# Records for this task start

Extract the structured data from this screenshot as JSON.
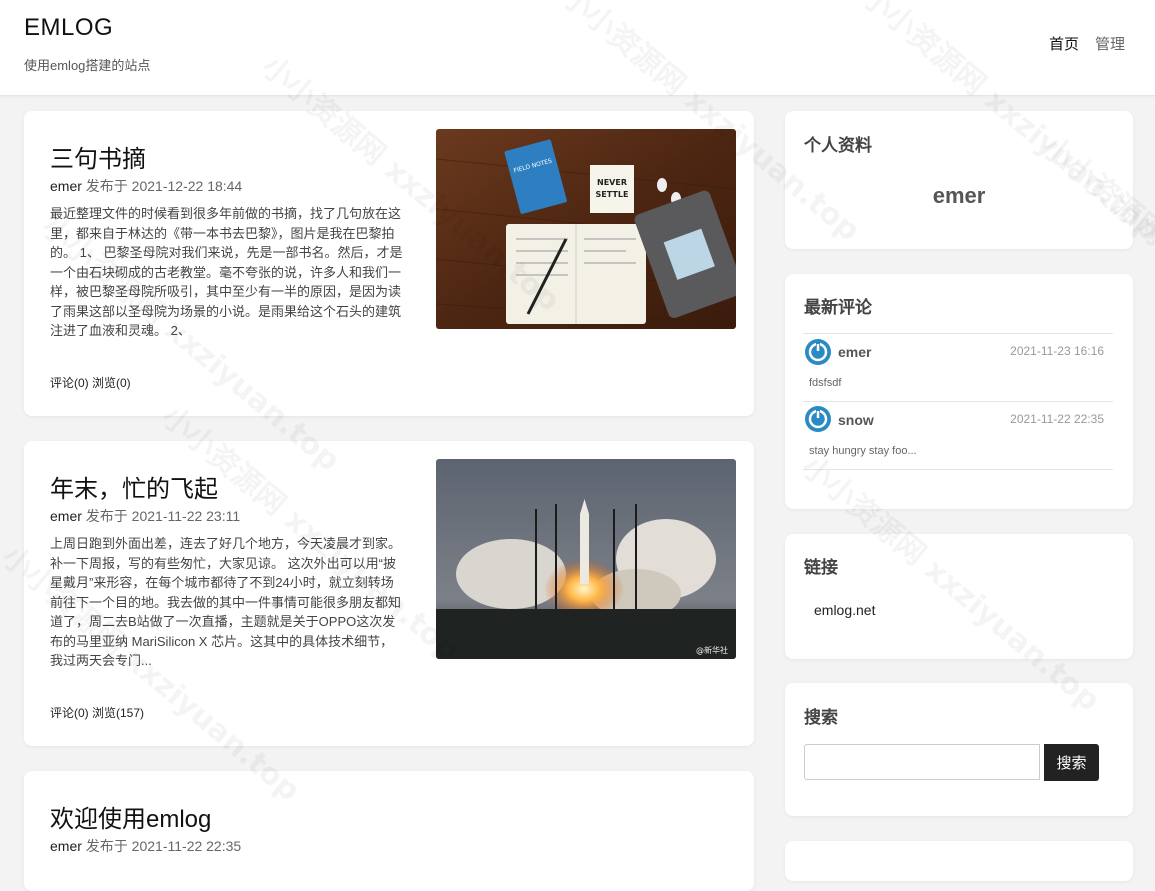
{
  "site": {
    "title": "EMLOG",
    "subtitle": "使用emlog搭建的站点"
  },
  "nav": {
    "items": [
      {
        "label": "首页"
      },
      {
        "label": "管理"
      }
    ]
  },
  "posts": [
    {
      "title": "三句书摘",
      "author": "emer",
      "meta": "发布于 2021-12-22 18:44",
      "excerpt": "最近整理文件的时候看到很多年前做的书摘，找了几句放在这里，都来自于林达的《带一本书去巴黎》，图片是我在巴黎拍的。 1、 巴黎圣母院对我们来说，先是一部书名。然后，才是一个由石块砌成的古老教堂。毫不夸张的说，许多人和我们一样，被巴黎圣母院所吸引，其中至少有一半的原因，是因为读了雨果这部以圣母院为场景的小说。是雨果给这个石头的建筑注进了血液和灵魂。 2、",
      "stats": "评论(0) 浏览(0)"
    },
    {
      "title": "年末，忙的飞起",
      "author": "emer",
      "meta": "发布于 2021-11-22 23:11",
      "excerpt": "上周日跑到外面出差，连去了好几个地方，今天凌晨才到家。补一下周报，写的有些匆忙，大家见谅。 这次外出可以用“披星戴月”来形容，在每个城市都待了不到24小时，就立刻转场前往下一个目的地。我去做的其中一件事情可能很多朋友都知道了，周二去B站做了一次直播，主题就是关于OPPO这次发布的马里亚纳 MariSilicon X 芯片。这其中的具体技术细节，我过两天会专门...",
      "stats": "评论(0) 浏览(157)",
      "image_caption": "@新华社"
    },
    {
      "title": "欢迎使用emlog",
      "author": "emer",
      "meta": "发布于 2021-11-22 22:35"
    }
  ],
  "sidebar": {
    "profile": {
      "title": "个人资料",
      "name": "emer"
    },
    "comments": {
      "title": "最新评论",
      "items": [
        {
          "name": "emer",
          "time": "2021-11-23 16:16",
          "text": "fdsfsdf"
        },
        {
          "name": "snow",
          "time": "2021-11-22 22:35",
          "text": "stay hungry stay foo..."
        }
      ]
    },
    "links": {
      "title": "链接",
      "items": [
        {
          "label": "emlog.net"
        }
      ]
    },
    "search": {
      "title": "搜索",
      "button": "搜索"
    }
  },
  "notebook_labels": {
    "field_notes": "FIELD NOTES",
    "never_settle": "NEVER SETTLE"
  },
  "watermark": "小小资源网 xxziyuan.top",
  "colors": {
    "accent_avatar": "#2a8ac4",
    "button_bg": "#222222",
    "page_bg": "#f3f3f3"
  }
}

# Records for this task end

• **Exercise goal**
Show all lines from the data above in which the word "meta" appears.

• **Exercise result**
      "meta": "发布于 2021-12-22 18:44",
      "meta": "发布于 2021-11-22 23:11",
      "meta": "发布于 2021-11-22 22:35"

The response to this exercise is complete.